-- begin --

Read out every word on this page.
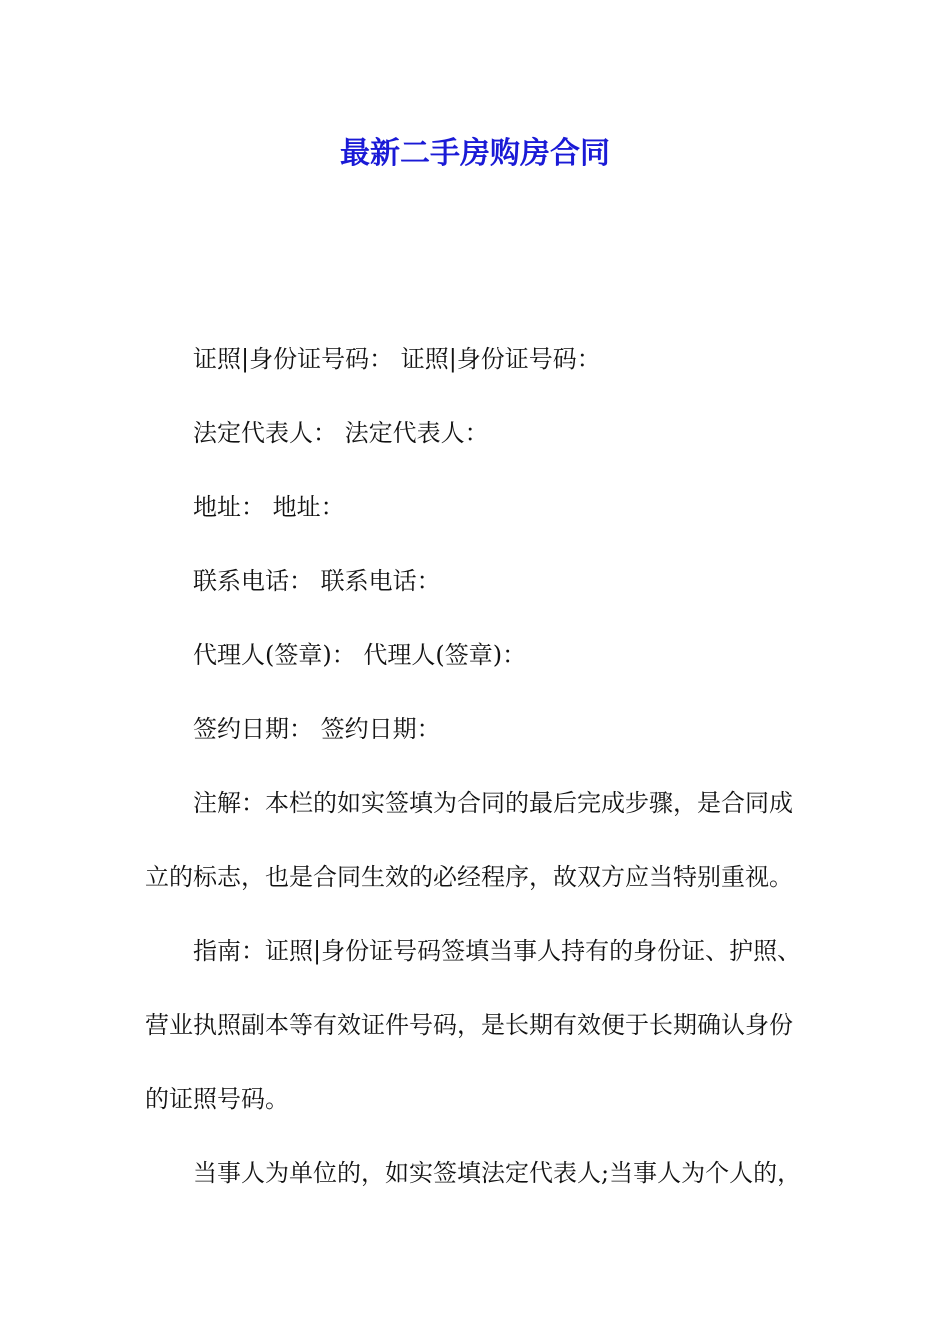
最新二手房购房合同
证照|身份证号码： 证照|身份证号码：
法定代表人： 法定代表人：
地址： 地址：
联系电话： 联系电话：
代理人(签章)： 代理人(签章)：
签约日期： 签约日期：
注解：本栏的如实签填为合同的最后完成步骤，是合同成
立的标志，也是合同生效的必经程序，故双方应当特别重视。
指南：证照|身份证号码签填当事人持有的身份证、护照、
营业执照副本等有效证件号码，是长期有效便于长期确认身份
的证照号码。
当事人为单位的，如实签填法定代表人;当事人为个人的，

-- end --
-- begin --

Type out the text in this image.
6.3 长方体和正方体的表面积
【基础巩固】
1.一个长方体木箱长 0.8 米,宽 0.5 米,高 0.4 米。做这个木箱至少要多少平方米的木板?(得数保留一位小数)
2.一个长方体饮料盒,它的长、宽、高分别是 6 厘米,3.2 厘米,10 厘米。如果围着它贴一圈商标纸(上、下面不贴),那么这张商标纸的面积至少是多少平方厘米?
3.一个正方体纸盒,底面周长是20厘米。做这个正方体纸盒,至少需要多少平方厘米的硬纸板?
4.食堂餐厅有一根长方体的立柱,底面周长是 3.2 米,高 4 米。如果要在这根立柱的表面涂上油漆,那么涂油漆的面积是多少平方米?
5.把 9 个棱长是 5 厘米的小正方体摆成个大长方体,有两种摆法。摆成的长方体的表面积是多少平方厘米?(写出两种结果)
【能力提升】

-- end --

# Aim of the task
Identify and list each line with the word "this".

# Answer to the problem
Read out every word on this page.
Type out the text in this image.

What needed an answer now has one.